— What you are asked to do —
Go through the entries and say how many lines contain the string "time". The number is the whole answer.

— Entries supplied —
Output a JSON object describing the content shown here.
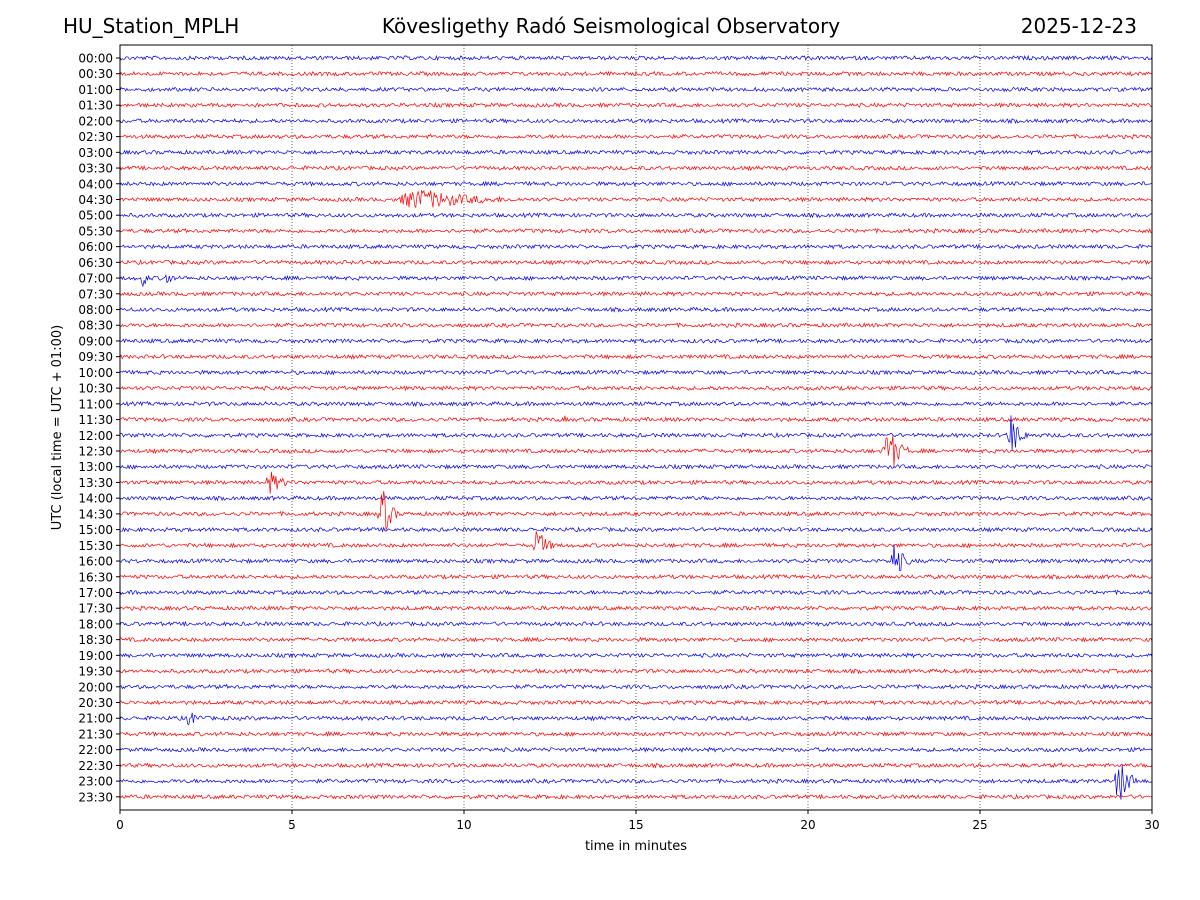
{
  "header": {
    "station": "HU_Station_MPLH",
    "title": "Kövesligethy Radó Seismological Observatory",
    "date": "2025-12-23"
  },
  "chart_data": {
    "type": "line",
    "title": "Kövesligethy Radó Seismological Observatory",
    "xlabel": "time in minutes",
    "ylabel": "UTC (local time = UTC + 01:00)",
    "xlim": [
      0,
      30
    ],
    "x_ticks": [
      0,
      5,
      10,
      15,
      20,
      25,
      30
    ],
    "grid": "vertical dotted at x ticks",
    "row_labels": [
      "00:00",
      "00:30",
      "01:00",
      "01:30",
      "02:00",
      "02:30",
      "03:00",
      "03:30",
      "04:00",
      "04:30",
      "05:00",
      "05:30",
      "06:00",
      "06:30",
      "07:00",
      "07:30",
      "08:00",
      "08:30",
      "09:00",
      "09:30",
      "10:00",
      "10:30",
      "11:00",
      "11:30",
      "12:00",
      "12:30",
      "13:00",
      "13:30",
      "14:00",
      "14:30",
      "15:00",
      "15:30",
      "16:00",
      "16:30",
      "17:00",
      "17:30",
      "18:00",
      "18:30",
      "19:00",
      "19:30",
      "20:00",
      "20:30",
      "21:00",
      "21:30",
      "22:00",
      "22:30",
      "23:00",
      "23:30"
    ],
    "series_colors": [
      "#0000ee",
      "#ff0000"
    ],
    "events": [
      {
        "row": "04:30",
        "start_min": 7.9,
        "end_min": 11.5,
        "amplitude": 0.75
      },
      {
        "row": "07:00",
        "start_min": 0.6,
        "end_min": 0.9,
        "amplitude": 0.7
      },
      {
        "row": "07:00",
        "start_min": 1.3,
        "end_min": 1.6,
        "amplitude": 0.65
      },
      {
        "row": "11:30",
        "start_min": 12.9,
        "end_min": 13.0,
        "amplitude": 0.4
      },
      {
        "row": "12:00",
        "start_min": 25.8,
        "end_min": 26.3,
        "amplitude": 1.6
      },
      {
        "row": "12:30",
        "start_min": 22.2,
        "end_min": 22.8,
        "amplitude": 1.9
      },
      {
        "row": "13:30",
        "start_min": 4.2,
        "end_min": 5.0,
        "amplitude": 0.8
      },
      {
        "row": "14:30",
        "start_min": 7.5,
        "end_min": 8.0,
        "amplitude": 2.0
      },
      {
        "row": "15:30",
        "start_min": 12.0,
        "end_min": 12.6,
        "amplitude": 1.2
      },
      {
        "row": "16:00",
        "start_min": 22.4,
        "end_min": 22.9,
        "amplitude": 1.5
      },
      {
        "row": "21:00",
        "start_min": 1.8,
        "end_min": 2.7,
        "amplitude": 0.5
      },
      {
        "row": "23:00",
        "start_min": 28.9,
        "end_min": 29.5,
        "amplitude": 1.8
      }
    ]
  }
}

— Task solution —
2